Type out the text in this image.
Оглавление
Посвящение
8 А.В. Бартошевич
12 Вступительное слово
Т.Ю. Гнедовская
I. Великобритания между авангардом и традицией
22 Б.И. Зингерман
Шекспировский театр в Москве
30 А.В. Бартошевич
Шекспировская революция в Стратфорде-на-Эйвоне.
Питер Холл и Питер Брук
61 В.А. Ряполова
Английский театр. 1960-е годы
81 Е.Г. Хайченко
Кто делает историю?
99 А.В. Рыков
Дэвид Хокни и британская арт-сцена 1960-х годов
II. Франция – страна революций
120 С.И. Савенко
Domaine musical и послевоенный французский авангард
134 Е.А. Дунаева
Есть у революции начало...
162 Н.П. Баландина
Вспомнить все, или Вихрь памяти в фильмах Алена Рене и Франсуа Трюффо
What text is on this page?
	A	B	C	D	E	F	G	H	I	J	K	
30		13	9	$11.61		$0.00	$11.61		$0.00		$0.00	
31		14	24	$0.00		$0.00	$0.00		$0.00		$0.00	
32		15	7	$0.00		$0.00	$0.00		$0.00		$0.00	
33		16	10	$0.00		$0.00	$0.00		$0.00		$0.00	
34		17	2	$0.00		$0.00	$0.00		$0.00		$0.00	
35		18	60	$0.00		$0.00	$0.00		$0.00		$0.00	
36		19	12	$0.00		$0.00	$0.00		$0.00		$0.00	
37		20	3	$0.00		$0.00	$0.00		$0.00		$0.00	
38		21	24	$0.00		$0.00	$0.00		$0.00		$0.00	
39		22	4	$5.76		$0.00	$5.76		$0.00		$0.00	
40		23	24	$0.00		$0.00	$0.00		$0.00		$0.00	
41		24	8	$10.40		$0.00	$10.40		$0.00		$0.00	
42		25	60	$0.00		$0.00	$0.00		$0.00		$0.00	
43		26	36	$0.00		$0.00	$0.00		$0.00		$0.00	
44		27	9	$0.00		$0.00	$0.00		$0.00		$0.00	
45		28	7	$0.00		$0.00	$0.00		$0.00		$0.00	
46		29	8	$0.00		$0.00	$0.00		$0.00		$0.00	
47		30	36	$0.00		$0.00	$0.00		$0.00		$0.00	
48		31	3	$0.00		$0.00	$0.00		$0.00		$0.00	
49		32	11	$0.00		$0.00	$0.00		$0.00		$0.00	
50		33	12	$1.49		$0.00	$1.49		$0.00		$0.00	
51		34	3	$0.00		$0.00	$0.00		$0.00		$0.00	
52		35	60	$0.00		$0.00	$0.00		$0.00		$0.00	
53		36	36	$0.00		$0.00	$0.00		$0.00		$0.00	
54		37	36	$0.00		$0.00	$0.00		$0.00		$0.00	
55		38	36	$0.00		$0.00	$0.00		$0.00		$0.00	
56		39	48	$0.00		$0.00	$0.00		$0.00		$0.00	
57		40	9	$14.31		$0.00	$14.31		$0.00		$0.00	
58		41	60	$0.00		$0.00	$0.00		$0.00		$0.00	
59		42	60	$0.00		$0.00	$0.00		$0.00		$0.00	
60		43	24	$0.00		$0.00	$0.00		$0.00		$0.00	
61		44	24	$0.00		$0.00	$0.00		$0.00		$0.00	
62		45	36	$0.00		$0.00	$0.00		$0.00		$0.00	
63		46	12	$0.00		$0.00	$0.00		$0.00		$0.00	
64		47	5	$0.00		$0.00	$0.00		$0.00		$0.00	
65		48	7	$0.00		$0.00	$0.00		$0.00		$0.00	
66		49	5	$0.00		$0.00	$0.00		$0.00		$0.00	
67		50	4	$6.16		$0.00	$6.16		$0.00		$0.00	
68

########

= THE TASK =
Quote all of the entries exactly as they appear.

= THE SOLUTION =
Type out the text in this image.
Оглавление
Посвящение
8 А.В. Бартошевич
12 Вступительное слово
Т.Ю. Гнедовская
I. Великобритания между авангардом и традицией
22 Б.И. Зингерман
Шекспировский театр в Москве
30 А.В. Бартошевич
Шекспировская революция в Стратфорде-на-Эйвоне.
Питер Холл и Питер Брук
61 В.А. Ряполова
Английский театр. 1960-е годы
81 Е.Г. Хайченко
Кто делает историю?
99 А.В. Рыков
Дэвид Хокни и британская арт-сцена 1960-х годов
II. Франция – страна революций
120 С.И. Савенко
Domaine musical и послевоенный французский авангард
134 Е.А. Дунаева
Есть у революции начало...
162 Н.П. Баландина
Вспомнить все, или Вихрь памяти в фильмах Алена Рене и Франсуа Трюффо
What text is on this page?
	A	B	C	D	E	F	G	H	I	J	K	
30		13	9	$11.61		$0.00	$11.61		$0.00		$0.00	
31		14	24	$0.00		$0.00	$0.00		$0.00		$0.00	
32		15	7	$0.00		$0.00	$0.00		$0.00		$0.00	
33		16	10	$0.00		$0.00	$0.00		$0.00		$0.00	
34		17	2	$0.00		$0.00	$0.00		$0.00		$0.00	
35		18	60	$0.00		$0.00	$0.00		$0.00		$0.00	
36		19	12	$0.00		$0.00	$0.00		$0.00		$0.00	
37		20	3	$0.00		$0.00	$0.00		$0.00		$0.00	
38		21	24	$0.00		$0.00	$0.00		$0.00		$0.00	
39		22	4	$5.76		$0.00	$5.76		$0.00		$0.00	
40		23	24	$0.00		$0.00	$0.00		$0.00		$0.00	
41		24	8	$10.40		$0.00	$10.40		$0.00		$0.00	
42		25	60	$0.00		$0.00	$0.00		$0.00		$0.00	
43		26	36	$0.00		$0.00	$0.00		$0.00		$0.00	
44		27	9	$0.00		$0.00	$0.00		$0.00		$0.00	
45		28	7	$0.00		$0.00	$0.00		$0.00		$0.00	
46		29	8	$0.00		$0.00	$0.00		$0.00		$0.00	
47		30	36	$0.00		$0.00	$0.00		$0.00		$0.00	
48		31	3	$0.00		$0.00	$0.00		$0.00		$0.00	
49		32	11	$0.00		$0.00	$0.00		$0.00		$0.00	
50		33	12	$1.49		$0.00	$1.49		$0.00		$0.00	
51		34	3	$0.00		$0.00	$0.00		$0.00		$0.00	
52		35	60	$0.00		$0.00	$0.00		$0.00		$0.00	
53		36	36	$0.00		$0.00	$0.00		$0.00		$0.00	
54		37	36	$0.00		$0.00	$0.00		$0.00		$0.00	
55		38	36	$0.00		$0.00	$0.00		$0.00		$0.00	
56		39	48	$0.00		$0.00	$0.00		$0.00		$0.00	
57		40	9	$14.31		$0.00	$14.31		$0.00		$0.00	
58		41	60	$0.00		$0.00	$0.00		$0.00		$0.00	
59		42	60	$0.00		$0.00	$0.00		$0.00		$0.00	
60		43	24	$0.00		$0.00	$0.00		$0.00		$0.00	
61		44	24	$0.00		$0.00	$0.00		$0.00		$0.00	
62		45	36	$0.00		$0.00	$0.00		$0.00		$0.00	
63		46	12	$0.00		$0.00	$0.00		$0.00		$0.00	
64		47	5	$0.00		$0.00	$0.00		$0.00		$0.00	
65		48	7	$0.00		$0.00	$0.00		$0.00		$0.00	
66		49	5	$0.00		$0.00	$0.00		$0.00		$0.00	
67		50	4	$6.16		$0.00	$6.16		$0.00		$0.00	
68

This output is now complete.